_Problem statement_
Transcribe the listing that follows in full, omitting pictures.

_Records shown_
╭──

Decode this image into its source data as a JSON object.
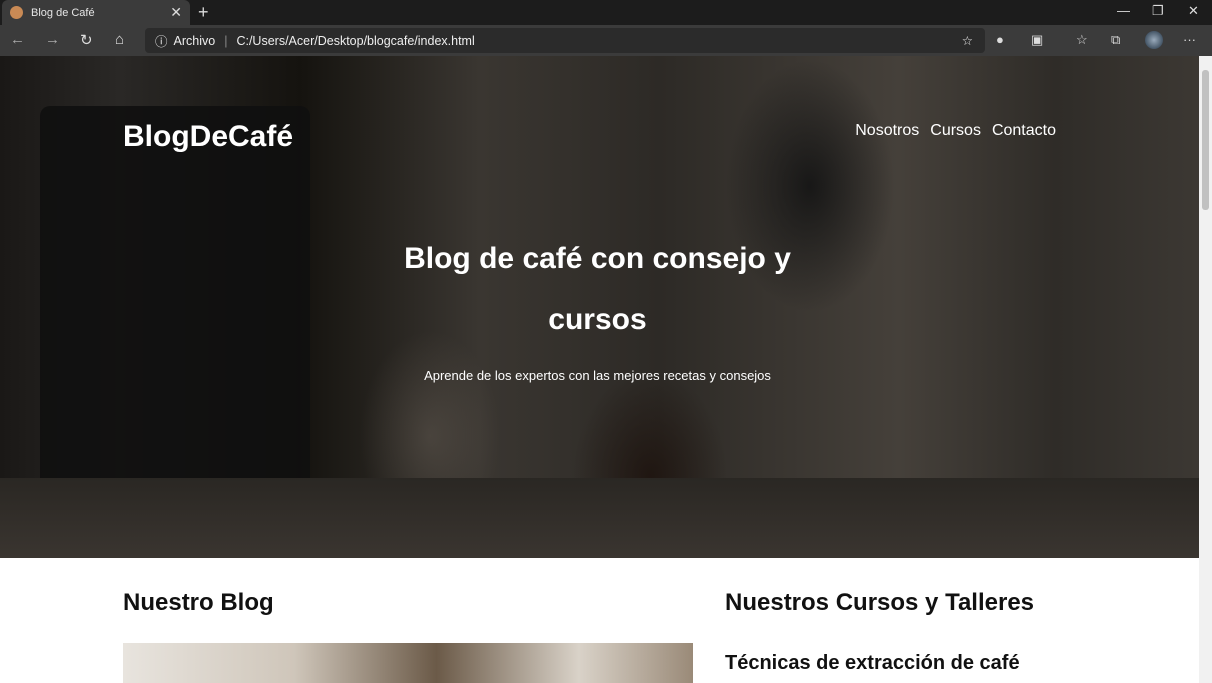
{
  "browser": {
    "tab_title": "Blog de Café",
    "address_prefix": "Archivo",
    "url": "C:/Users/Acer/Desktop/blogcafe/index.html"
  },
  "site": {
    "logo": "BlogDeCafé",
    "nav": [
      "Nosotros",
      "Cursos",
      "Contacto"
    ],
    "hero_title": "Blog de café con consejo y cursos",
    "hero_subtitle": "Aprende de los expertos con las mejores recetas y consejos"
  },
  "main": {
    "blog_heading": "Nuestro Blog",
    "courses_heading": "Nuestros Cursos y Talleres",
    "course_1": "Técnicas de extracción de café"
  }
}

╰──

_Output_
Decode this image into its source data as a JSON object.
{
  "browser": {
    "tab_title": "Blog de Café",
    "address_prefix": "Archivo",
    "url": "C:/Users/Acer/Desktop/blogcafe/index.html"
  },
  "site": {
    "logo": "BlogDeCafé",
    "nav": [
      "Nosotros",
      "Cursos",
      "Contacto"
    ],
    "hero_title": "Blog de café con consejo y cursos",
    "hero_subtitle": "Aprende de los expertos con las mejores recetas y consejos"
  },
  "main": {
    "blog_heading": "Nuestro Blog",
    "courses_heading": "Nuestros Cursos y Talleres",
    "course_1": "Técnicas de extracción de café"
  }
}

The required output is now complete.